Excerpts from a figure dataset
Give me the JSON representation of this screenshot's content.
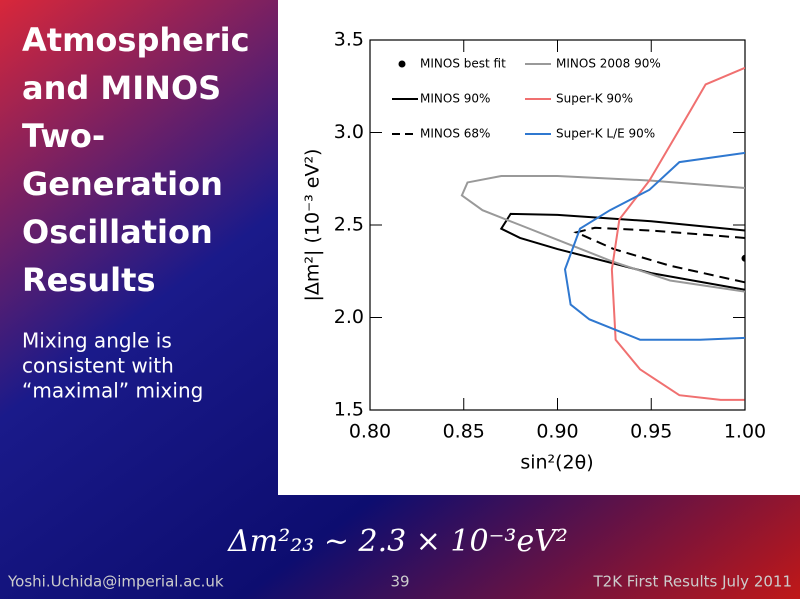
{
  "slide": {
    "title_lines": [
      "Atmospheric",
      "and MINOS",
      "Two-",
      "Generation",
      "Oscillation",
      "Results"
    ],
    "text_lines": [
      "Mixing angle is",
      "consistent with",
      "“maximal” mixing"
    ],
    "formula": "Δm²₂₃ ~ 2.3 × 10⁻³eV²",
    "footer": {
      "left": "Yoshi.Uchida@imperial.ac.uk",
      "center": "39",
      "right": "T2K First Results July 2011"
    }
  },
  "chart_data": {
    "type": "line",
    "xlabel": "sin²(2θ)",
    "ylabel": "|Δm²| (10⁻³ eV²)",
    "xlim": [
      0.8,
      1.0
    ],
    "ylim": [
      1.5,
      3.5
    ],
    "xticks": [
      {
        "value": 0.8,
        "label": "0.80"
      },
      {
        "value": 0.85,
        "label": "0.85"
      },
      {
        "value": 0.9,
        "label": "0.90"
      },
      {
        "value": 0.95,
        "label": "0.95"
      },
      {
        "value": 1.0,
        "label": "1.00"
      }
    ],
    "yticks": [
      {
        "value": 1.5,
        "label": "1.5"
      },
      {
        "value": 2.0,
        "label": "2.0"
      },
      {
        "value": 2.5,
        "label": "2.5"
      },
      {
        "value": 3.0,
        "label": "3.0"
      },
      {
        "value": 3.5,
        "label": "3.5"
      }
    ],
    "legend": "top",
    "series": [
      {
        "name": "MINOS best fit",
        "color": "#000000",
        "marker": "point",
        "x": [
          1.0
        ],
        "y": [
          2.32
        ]
      },
      {
        "name": "MINOS 90%",
        "color": "#000000",
        "dash": false,
        "x": [
          1.0,
          0.95,
          0.9,
          0.875,
          0.87,
          0.88,
          0.9,
          0.95,
          1.0
        ],
        "y": [
          2.47,
          2.52,
          2.555,
          2.56,
          2.48,
          2.43,
          2.37,
          2.24,
          2.15
        ]
      },
      {
        "name": "MINOS 68%",
        "color": "#000000",
        "dash": true,
        "x": [
          1.0,
          0.95,
          0.92,
          0.91,
          0.93,
          0.96,
          1.0
        ],
        "y": [
          2.43,
          2.47,
          2.485,
          2.46,
          2.37,
          2.28,
          2.19
        ]
      },
      {
        "name": "MINOS 2008 90%",
        "color": "#999999",
        "dash": false,
        "x": [
          1.0,
          0.95,
          0.9,
          0.87,
          0.852,
          0.849,
          0.86,
          0.88,
          0.9,
          0.93,
          0.96,
          1.0
        ],
        "y": [
          2.7,
          2.74,
          2.765,
          2.765,
          2.73,
          2.66,
          2.58,
          2.5,
          2.42,
          2.3,
          2.2,
          2.14
        ]
      },
      {
        "name": "Super-K 90%",
        "color": "#f07070",
        "dash": false,
        "x": [
          1.0,
          0.979,
          0.971,
          0.949,
          0.933,
          0.929,
          0.931,
          0.944,
          0.965,
          0.987,
          1.0
        ],
        "y": [
          3.35,
          3.26,
          3.12,
          2.74,
          2.53,
          2.26,
          1.88,
          1.72,
          1.58,
          1.555,
          1.555
        ]
      },
      {
        "name": "Super-K L/E 90%",
        "color": "#2f78d0",
        "dash": false,
        "x": [
          1.0,
          0.965,
          0.949,
          0.928,
          0.912,
          0.904,
          0.907,
          0.917,
          0.944,
          0.976,
          1.0
        ],
        "y": [
          2.89,
          2.84,
          2.69,
          2.58,
          2.48,
          2.26,
          2.07,
          1.99,
          1.88,
          1.88,
          1.89
        ]
      }
    ]
  }
}
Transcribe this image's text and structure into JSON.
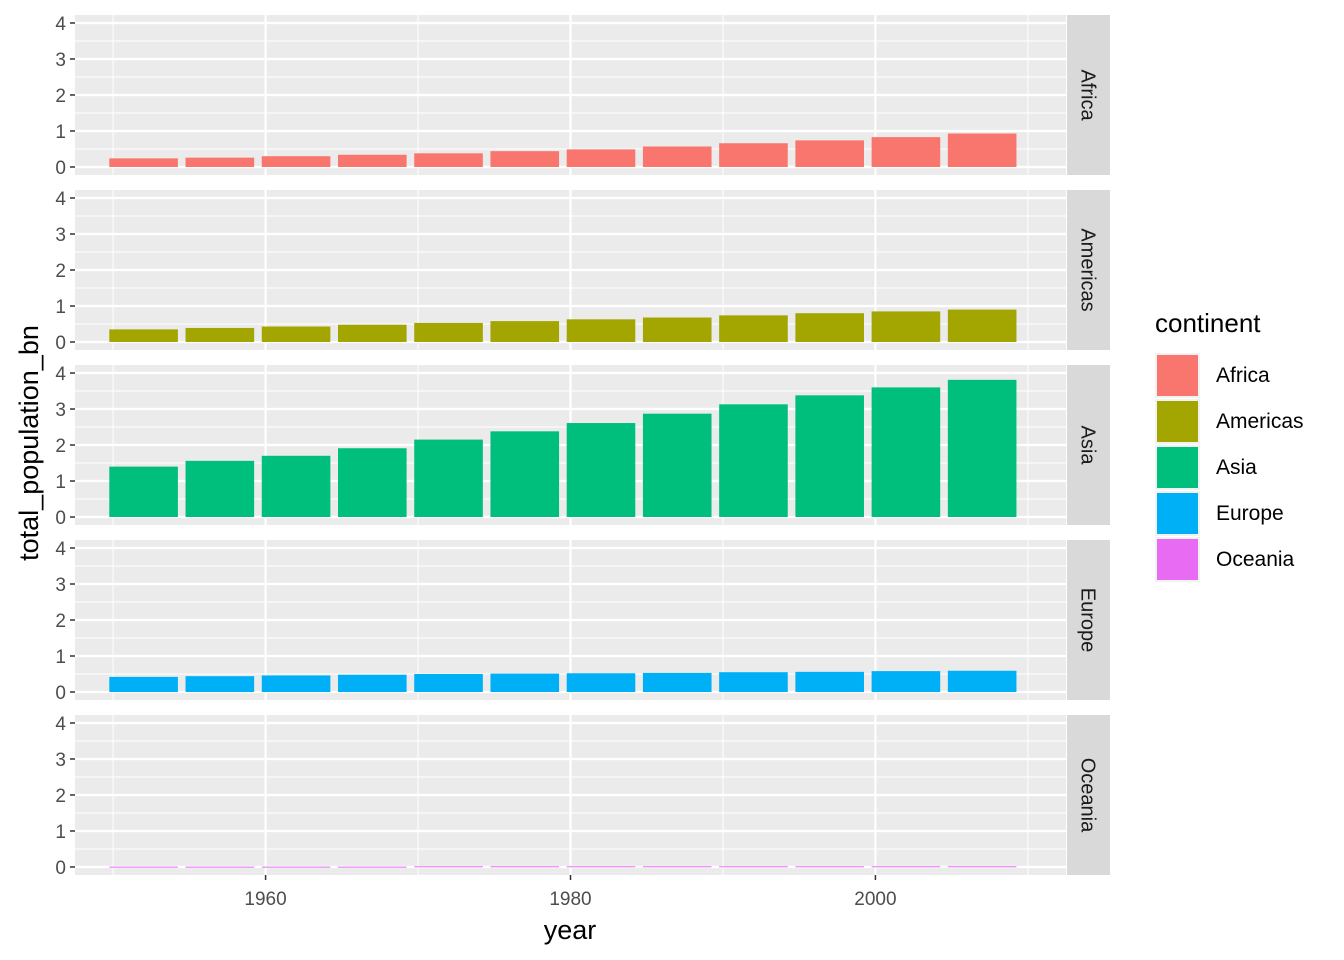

_Exercise instructions_:
The records above must be printed exactly; the pictures stay out.

_Written answer_:
Give me the JSON representation of this screenshot's content.
{
  "slide": {
    "title_lines": [
      "Atmospheric",
      "and MINOS",
      "Two-",
      "Generation",
      "Oscillation",
      "Results"
    ],
    "text_lines": [
      "Mixing angle is",
      "consistent with",
      "“maximal” mixing"
    ],
    "formula": "Δm²₂₃ ~ 2.3 × 10⁻³eV²",
    "footer": {
      "left": "Yoshi.Uchida@imperial.ac.uk",
      "center": "39",
      "right": "T2K First Results July 2011"
    }
  },
  "chart_data": {
    "type": "line",
    "xlabel": "sin²(2θ)",
    "ylabel": "|Δm²| (10⁻³ eV²)",
    "xlim": [
      0.8,
      1.0
    ],
    "ylim": [
      1.5,
      3.5
    ],
    "xticks": [
      {
        "value": 0.8,
        "label": "0.80"
      },
      {
        "value": 0.85,
        "label": "0.85"
      },
      {
        "value": 0.9,
        "label": "0.90"
      },
      {
        "value": 0.95,
        "label": "0.95"
      },
      {
        "value": 1.0,
        "label": "1.00"
      }
    ],
    "yticks": [
      {
        "value": 1.5,
        "label": "1.5"
      },
      {
        "value": 2.0,
        "label": "2.0"
      },
      {
        "value": 2.5,
        "label": "2.5"
      },
      {
        "value": 3.0,
        "label": "3.0"
      },
      {
        "value": 3.5,
        "label": "3.5"
      }
    ],
    "legend": "top",
    "series": [
      {
        "name": "MINOS best fit",
        "color": "#000000",
        "marker": "point",
        "x": [
          1.0
        ],
        "y": [
          2.32
        ]
      },
      {
        "name": "MINOS 90%",
        "color": "#000000",
        "dash": false,
        "x": [
          1.0,
          0.95,
          0.9,
          0.875,
          0.87,
          0.88,
          0.9,
          0.95,
          1.0
        ],
        "y": [
          2.47,
          2.52,
          2.555,
          2.56,
          2.48,
          2.43,
          2.37,
          2.24,
          2.15
        ]
      },
      {
        "name": "MINOS 68%",
        "color": "#000000",
        "dash": true,
        "x": [
          1.0,
          0.95,
          0.92,
          0.91,
          0.93,
          0.96,
          1.0
        ],
        "y": [
          2.43,
          2.47,
          2.485,
          2.46,
          2.37,
          2.28,
          2.19
        ]
      },
      {
        "name": "MINOS 2008 90%",
        "color": "#999999",
        "dash": false,
        "x": [
          1.0,
          0.95,
          0.9,
          0.87,
          0.852,
          0.849,
          0.86,
          0.88,
          0.9,
          0.93,
          0.96,
          1.0
        ],
        "y": [
          2.7,
          2.74,
          2.765,
          2.765,
          2.73,
          2.66,
          2.58,
          2.5,
          2.42,
          2.3,
          2.2,
          2.14
        ]
      },
      {
        "name": "Super-K 90%",
        "color": "#f07070",
        "dash": false,
        "x": [
          1.0,
          0.979,
          0.971,
          0.949,
          0.933,
          0.929,
          0.931,
          0.944,
          0.965,
          0.987,
          1.0
        ],
        "y": [
          3.35,
          3.26,
          3.12,
          2.74,
          2.53,
          2.26,
          1.88,
          1.72,
          1.58,
          1.555,
          1.555
        ]
      },
      {
        "name": "Super-K L/E 90%",
        "color": "#2f78d0",
        "dash": false,
        "x": [
          1.0,
          0.965,
          0.949,
          0.928,
          0.912,
          0.904,
          0.907,
          0.917,
          0.944,
          0.976,
          1.0
        ],
        "y": [
          2.89,
          2.84,
          2.69,
          2.58,
          2.48,
          2.26,
          2.07,
          1.99,
          1.88,
          1.88,
          1.89
        ]
      }
    ]
  }
}
Transcribe this image's text and structure into JSON.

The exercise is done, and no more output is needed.